Professeure des écoles retraitée, auteure de Femme de syndicaliste, Paulina Lima reprend la plume pour transmettre une « mémoire populaire qui pourrait disparaître ».
Publié dans la collection Graveurs de mémoire des éditions L’Harmattan, Rue de la Marine (Lari bòd lanmè) est une plongée dans les souvenirs d’enfance de Lina Tomiche, Paulina Lima de son nom de plume.
Dans les années 1940-1950, Marie-Galante est une île populaire et vivante avec les familles du bord de mer, des pêcheurs, des commerçants de quartier, des solidarités de voisinage et du créole du quotidien.
Benjamine d’une fratrie de neuf enfants, fille d’un boulanger et d’une épicière, Paulina Lima fait revivre « avec tendresse et malice » les figures, les lieux et les voix qui ont façonné la mémoire collective marie-galantaise.
Balade mémorielle
Son récit mêle anecdotes savoureuses, expressions créoles et portraits profondément humains. Une balade mémorielle qui entraîne le lecteur dans un monde aujourd’hui disparu.
Avec Rue de la Marine/Lari bòd lanmè, Paulina Lima souhaite « préserver la mémoire vivante d’un peuple de pêcheurs, resté debout et fier malgré les épreuves. »
Dans Femme de syndicaliste, son précédent ouvrage, Paulina Lima, mémoire vivante, racontait les événements de Mai 67 en Guadeloupe et sa rencontre avec son futur époux Paul Tomiche, figure syndicale guadeloupéenne.
Grand-Bourg, place du marché, vendredi 17 juillet, à 19 heures, librairie Papyrus, samedi 18 juillet, à 10 heures.

====

> **Consignes**
**A)** D'après l'article sur Rue de la Marine, combien d'enfants comptait la fratrie de Paulina Lima ?
**B)** Citez fidèlement le passage de l'article sur Rue de la Marine qui va de « Benjamine d’une fratrie » à « monde aujourd’hui disparu. », ces deux segments compris.

[Entrées de données enregistrées]

====

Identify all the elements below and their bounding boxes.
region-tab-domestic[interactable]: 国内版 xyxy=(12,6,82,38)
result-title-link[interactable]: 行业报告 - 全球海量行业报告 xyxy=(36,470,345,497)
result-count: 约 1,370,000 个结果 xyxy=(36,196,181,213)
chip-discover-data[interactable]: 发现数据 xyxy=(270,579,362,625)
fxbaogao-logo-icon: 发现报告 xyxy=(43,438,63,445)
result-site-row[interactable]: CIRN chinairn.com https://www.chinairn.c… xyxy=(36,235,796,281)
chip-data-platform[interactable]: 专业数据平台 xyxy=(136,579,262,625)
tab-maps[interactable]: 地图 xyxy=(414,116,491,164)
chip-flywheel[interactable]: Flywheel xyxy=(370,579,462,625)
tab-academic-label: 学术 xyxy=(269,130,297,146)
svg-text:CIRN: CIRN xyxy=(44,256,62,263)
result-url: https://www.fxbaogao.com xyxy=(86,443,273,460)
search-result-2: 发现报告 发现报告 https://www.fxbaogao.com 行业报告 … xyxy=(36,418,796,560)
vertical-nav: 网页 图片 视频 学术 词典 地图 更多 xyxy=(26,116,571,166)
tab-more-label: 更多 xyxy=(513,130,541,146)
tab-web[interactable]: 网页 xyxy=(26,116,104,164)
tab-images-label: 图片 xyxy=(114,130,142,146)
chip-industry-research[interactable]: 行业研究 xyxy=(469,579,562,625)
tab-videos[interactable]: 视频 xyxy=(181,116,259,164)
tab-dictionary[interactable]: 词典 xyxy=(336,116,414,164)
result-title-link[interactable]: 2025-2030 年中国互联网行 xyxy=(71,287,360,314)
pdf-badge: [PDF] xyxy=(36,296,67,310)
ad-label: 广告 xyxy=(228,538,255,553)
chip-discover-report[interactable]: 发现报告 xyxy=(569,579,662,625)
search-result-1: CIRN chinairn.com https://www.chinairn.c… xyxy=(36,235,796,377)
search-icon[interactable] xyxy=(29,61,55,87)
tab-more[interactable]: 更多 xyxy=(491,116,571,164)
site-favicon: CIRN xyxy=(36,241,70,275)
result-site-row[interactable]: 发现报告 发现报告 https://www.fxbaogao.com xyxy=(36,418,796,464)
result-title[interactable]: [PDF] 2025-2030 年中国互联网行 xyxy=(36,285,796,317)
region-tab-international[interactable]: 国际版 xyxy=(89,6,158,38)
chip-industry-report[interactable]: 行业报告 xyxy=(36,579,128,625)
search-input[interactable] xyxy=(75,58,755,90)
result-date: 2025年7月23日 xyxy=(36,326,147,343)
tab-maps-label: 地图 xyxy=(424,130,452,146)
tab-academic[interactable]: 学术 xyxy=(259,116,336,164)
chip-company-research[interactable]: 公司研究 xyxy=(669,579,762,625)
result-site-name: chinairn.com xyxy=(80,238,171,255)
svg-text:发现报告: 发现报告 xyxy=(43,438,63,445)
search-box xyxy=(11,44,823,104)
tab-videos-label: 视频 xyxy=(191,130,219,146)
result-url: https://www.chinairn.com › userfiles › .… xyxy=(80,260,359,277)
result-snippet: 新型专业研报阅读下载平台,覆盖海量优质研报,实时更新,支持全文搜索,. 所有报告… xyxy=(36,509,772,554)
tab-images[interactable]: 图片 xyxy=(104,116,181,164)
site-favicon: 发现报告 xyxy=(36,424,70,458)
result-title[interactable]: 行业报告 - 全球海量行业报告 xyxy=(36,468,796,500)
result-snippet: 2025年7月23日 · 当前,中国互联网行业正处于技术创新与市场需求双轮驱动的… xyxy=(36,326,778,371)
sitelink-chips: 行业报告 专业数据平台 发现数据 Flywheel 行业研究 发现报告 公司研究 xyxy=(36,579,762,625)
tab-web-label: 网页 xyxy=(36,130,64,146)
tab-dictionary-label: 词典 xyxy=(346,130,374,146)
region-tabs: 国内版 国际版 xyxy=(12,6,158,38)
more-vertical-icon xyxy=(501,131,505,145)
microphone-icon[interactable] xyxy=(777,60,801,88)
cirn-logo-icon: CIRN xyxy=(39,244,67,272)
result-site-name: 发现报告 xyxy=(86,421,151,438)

====

> **Réponses successives**
**A)** Neuf enfants.

**B)**
Benjamine d’une fratrie de neuf enfants, fille d’un boulanger et d’une épicière, Paulina Lima fait revivre « avec tendresse et malice » les figures, les lieux et les voix qui ont façonné la mémoire collective marie-galantaise.
Balade mémorielle
Son récit mêle anecdotes savoureuses, expressions créoles et portraits profondément humains. Une balade mémorielle qui entraîne le lecteur dans un monde aujourd’hui disparu.